No lado técnico, o Leonardo psicólogo olha para os dados que derrubam essa ideia de cura, e eu poderia falar tantos dados e tantas pesquisas, que não cabem nesse texto. Nos Estados Unidos da América, a APA (American Psychological Association) conduziu em 2009 uma força-tarefa de revisão das pesquisas e dados disponíveis sobre os efeitos das chamadas “terapias de reorientação sexual”. Resultado da revisão? As tais terapias de reorientação, além de não funcionarem a longo prazo (ou seja: indivíduos homossexuais “curados” continuam relatando atração por pessoas do mesmo sexo), estão correlacionadas a efeitos colaterais como: aumento dos níveis de depressão, ansiedade e ideação/tentativa de suicídio. Isso nos leva para uma questão ética: é isto que queremos para outros seres humanos? Quando penso em líderes religiosos que defendem a tal cura gay, é somente esta pergunta que me vem à mente fazê-los.
Além do imbróglio ético a respeito de utilizar procedimentos que comprovadamente danificam a saúde mental mais do que a promovem, há também um impasse técnico importante: não existe hoje, em todo o arsenal de teorias, técnicas e procedimentos de intervenção psicológica, nenhuma ferramenta disponível, científica e eticamente validada e com eficácia empiricamente comprovada que possibilite a mudança de orientação sexual de alguém. Nós, psicólogas e psicólogos, simplesmente não possuímos meios de modificar adequada e eticamente a orientação sexual de alguém.
Mas e quanto às pessoas que querem, voluntariamente, deixarem de ser gays? A liberdade delas deve ser respeitada, não?
Claro que deve! Cada pessoa deve saber gerenciar a própria vida e, em última instância, é decisão de cada pessoa se aceitar ou tentar mudar aquilo que é. Entretanto, a Psicologia não dispõe de meios para efetivar a mudança que tais pessoas desejam realizar. Além disso, essa pergunta, tão comum e já a mim dirigida tantas vezes quando levanto esse assunto, esconde um pressuposto perigoso: o de que existem gays e lésbicas que querem deixar de serem o que são por vontade e iniciativa próprias. Essa atribuição de voluntariedade ao sujeito, nesse contexto, é perigosa por blindar nossos olhares para um ponto fundamental: de onde isso vem? O que faz com que uma pessoa queira, “voluntariamente”, deixar de ser quem é? Se não houvesse tanta recriminação à homossexualidade, existiriam pessoas que querem deixar de serem o que são? E uma pergunta ainda mais importante: porque não se oferecem tratamentos para se deixar de ser heterossexual? Quantas mulheres heterossexuais não já ouvi dizerem, em tom jocoso, que gostariam de serem lésbicas para não sofrerem em relacionamentos machistas com homens heterossexuais? Se tais afirmações fossem feitas a sério, seriam levadas a sério da mesma maneira por aqueles que defendem uma cura gay diante de uma suposta “voluntariedade” em deixar de ser gay? Estaríamos propondo “cura hétero” como solução para o sofrimento destas mulheres? A resposta a estas perguntas, diz tudo.
Muitas outras questões poderiam ser exploradas para esse tema que “dá pano pra manga”, mas extrapolariam o escopo deste pequeno texto que tem como objetivo promover uma reflexão importante para um país famoso por ser o que mais mata pessoas LGBT no mundo (ainda que esse posto seja um tanto quanto questionável — mas aí é outra discussão). Fecho com um chavão, que embora clichê continua verdadeiro: não há cura para aquilo que não é doença.
American Psychological Association. (1998). Appropriate therapeutic responses to sexual orientation in the proceedings of the American Psychological Association, Incorporated, for the legislative year 1997. American Psychologist, 53(8), 882–939.

========================================================================

Item da tarefa 1
Segundo o texto sobre a chamada cura gay, em que ano a APA conduziu a força-tarefa de revisão sobre as terapias de reorientação sexual?
Item da tarefa 2
Troque “orientação sexual” por “orientação afetiva” no trecho do texto sobre a cura gay que começa em “Além do imbróglio” e termina em “ser respeitada, não?”.
O material seguinte não tem relação com o texto.

Entradas retiradas de uma coleção
========================================================================

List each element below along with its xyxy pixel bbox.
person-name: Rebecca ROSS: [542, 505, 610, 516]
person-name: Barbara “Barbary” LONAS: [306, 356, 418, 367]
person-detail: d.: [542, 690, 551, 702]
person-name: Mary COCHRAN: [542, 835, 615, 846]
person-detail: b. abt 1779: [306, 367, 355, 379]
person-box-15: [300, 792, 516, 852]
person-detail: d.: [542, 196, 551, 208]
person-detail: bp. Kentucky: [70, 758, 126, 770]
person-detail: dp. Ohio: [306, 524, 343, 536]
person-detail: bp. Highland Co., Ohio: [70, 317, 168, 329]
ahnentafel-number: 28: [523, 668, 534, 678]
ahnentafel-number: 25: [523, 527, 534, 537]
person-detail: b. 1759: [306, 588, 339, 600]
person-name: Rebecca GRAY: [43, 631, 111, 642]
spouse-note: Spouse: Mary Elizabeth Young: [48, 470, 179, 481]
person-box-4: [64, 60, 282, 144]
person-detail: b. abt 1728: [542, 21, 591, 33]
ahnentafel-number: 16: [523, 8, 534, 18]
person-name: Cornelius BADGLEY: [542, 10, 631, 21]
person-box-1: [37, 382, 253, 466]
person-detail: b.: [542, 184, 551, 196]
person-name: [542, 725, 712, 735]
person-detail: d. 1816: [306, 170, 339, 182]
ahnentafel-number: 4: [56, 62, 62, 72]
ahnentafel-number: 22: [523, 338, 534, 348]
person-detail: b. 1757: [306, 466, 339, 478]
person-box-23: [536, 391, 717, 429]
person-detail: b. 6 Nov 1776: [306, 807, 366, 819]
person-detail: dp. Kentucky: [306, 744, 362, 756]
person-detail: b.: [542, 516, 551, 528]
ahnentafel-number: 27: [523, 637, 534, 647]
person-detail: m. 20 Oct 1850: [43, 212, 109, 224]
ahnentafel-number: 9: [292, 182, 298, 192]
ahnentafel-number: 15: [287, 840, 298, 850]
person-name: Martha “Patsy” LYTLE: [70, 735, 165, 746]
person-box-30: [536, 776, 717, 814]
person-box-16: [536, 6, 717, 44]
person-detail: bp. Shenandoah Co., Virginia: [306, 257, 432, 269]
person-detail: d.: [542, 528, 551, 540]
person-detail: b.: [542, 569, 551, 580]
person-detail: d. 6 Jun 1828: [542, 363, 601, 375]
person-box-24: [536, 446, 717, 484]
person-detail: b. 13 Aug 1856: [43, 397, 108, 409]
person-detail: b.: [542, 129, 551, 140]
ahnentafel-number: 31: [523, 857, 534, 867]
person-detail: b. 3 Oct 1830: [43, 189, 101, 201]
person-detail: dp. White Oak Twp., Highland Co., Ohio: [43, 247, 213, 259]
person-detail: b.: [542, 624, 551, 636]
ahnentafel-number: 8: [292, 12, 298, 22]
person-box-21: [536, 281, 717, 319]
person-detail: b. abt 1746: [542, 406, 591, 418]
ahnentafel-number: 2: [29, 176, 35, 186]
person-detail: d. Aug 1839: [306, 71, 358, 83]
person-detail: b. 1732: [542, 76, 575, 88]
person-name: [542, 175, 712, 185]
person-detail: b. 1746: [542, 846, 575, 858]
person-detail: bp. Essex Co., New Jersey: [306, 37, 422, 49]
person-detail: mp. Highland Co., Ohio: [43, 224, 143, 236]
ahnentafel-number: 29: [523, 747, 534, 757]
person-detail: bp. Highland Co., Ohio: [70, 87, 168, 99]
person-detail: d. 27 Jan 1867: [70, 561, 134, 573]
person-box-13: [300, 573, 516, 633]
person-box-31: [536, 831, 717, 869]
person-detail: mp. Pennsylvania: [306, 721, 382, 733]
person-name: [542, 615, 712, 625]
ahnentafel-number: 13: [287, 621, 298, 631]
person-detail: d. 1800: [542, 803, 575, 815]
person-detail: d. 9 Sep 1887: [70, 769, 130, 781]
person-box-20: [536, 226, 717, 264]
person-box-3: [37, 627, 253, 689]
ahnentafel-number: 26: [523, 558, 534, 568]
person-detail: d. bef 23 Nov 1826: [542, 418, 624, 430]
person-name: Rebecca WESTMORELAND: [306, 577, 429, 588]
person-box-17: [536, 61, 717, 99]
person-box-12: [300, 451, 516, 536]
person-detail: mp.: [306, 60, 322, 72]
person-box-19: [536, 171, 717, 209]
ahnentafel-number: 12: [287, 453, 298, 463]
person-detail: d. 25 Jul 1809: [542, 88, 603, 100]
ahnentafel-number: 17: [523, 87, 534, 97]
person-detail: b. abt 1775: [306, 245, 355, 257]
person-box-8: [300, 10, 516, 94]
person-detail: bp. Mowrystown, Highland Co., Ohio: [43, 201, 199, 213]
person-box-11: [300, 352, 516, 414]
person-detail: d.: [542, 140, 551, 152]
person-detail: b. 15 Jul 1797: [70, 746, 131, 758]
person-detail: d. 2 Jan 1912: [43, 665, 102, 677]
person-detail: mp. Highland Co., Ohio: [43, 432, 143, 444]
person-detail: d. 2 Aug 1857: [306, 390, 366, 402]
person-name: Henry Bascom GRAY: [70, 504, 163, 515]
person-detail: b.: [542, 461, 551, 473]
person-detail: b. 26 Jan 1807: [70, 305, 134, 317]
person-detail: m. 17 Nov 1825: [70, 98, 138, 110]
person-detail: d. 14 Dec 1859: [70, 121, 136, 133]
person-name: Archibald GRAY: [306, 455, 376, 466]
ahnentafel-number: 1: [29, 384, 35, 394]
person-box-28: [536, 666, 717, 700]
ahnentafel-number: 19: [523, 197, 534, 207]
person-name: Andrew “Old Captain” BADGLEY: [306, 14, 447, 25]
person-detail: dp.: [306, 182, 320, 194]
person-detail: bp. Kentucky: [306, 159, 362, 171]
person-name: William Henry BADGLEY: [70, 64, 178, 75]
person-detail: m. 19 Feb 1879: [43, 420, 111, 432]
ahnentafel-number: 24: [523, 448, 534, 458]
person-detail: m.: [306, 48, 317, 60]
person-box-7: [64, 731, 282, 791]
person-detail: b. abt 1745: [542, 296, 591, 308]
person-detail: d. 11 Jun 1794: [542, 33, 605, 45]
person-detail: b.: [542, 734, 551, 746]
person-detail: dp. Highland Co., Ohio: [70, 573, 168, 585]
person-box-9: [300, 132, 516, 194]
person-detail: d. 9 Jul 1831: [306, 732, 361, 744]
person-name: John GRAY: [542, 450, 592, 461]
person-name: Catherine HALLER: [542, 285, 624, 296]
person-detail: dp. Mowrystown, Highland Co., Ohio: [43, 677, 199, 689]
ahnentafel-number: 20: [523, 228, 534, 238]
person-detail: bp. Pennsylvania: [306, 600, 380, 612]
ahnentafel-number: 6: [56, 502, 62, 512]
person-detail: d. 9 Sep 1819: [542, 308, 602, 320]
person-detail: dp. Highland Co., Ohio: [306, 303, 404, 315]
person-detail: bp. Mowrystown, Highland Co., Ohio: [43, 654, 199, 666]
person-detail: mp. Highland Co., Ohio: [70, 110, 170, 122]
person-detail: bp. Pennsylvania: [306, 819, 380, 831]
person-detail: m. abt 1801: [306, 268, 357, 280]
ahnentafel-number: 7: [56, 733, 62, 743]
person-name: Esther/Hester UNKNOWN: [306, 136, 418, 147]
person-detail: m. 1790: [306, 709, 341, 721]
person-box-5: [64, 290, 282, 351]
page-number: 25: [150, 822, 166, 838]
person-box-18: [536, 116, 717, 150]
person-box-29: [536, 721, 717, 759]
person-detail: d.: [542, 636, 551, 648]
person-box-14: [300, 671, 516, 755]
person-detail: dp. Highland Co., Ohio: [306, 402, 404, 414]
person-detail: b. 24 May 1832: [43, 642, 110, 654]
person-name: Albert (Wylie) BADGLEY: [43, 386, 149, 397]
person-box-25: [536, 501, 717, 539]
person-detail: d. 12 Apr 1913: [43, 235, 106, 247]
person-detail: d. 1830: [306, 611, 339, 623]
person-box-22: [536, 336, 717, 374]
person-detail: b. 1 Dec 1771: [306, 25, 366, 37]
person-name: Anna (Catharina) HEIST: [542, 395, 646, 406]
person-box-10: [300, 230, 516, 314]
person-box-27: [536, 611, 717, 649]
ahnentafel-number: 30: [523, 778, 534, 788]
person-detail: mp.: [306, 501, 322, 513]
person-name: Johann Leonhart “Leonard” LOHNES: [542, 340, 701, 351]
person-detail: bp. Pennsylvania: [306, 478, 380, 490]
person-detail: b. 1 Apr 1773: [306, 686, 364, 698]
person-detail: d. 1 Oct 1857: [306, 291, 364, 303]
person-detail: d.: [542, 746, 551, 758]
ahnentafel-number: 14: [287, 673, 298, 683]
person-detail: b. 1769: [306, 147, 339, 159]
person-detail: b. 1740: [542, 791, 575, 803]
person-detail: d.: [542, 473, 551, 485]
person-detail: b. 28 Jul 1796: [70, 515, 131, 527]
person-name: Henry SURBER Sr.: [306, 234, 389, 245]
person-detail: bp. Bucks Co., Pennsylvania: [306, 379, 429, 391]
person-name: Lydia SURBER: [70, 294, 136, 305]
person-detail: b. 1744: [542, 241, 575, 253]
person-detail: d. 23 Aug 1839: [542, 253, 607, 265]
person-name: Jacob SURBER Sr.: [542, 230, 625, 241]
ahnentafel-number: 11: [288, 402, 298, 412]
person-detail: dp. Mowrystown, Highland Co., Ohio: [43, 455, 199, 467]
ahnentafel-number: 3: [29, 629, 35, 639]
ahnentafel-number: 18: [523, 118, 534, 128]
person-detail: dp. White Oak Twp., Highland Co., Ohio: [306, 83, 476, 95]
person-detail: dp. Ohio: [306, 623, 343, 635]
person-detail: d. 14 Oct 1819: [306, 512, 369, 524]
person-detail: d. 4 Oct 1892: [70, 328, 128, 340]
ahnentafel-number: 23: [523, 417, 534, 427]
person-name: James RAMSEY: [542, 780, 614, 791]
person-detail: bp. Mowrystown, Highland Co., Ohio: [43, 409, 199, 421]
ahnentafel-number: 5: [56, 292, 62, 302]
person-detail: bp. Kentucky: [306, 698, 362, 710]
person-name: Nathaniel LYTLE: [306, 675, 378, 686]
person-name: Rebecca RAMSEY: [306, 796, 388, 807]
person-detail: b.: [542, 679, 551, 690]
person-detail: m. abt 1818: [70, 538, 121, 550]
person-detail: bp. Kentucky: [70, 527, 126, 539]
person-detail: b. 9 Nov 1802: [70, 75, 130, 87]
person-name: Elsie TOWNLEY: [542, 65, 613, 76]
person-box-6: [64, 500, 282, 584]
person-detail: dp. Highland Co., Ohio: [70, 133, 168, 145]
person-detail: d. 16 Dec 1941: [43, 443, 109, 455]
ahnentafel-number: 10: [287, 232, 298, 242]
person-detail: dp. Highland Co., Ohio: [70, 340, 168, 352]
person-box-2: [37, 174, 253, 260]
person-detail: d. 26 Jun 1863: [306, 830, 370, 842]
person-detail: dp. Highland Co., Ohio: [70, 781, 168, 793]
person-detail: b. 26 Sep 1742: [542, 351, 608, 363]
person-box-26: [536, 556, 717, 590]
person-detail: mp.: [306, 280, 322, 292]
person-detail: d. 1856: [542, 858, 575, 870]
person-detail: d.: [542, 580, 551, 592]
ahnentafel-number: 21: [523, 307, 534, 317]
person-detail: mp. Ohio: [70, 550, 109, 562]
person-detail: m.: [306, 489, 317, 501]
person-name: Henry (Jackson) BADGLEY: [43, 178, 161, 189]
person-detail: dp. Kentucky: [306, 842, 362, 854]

========================================================================

Resultado da tarefa 1
Em 2009.

Resultado da tarefa 2
Além do imbróglio ético a respeito de utilizar procedimentos que comprovadamente danificam a saúde mental mais do que a promovem, há também um impasse técnico importante: não existe hoje, em todo o arsenal de teorias, técnicas e procedimentos de intervenção psicológica, nenhuma ferramenta disponível, científica e eticamente validada e com eficácia empiricamente comprovada que possibilite a mudança de orientação afetiva de alguém. Nós, psicólogas e psicólogos, simplesmente não possuímos meios de modificar adequada e eticamente a orientação afetiva de alguém.
Mas e quanto às pessoas que querem, voluntariamente, deixarem de ser gays? A liberdade delas deve ser respeitada, não?